Extracted records
━━━━━━━━━━

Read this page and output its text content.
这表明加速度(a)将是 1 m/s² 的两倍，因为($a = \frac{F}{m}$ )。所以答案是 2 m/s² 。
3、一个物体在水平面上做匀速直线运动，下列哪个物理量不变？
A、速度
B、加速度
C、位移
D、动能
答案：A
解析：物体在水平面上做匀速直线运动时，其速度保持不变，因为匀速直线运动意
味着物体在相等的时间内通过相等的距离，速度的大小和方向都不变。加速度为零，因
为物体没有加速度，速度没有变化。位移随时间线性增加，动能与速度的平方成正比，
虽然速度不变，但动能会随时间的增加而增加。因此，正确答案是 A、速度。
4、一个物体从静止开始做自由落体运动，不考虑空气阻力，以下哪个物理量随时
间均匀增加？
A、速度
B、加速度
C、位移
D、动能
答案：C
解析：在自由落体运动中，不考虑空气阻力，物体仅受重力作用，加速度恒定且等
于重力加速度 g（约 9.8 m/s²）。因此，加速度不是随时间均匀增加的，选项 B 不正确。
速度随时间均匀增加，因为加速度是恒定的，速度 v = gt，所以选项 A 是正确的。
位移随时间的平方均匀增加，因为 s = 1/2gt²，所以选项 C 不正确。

━━━━━━━━━━

Note how many lines in the listing above hold the string "所以选项", then give only that figure.

2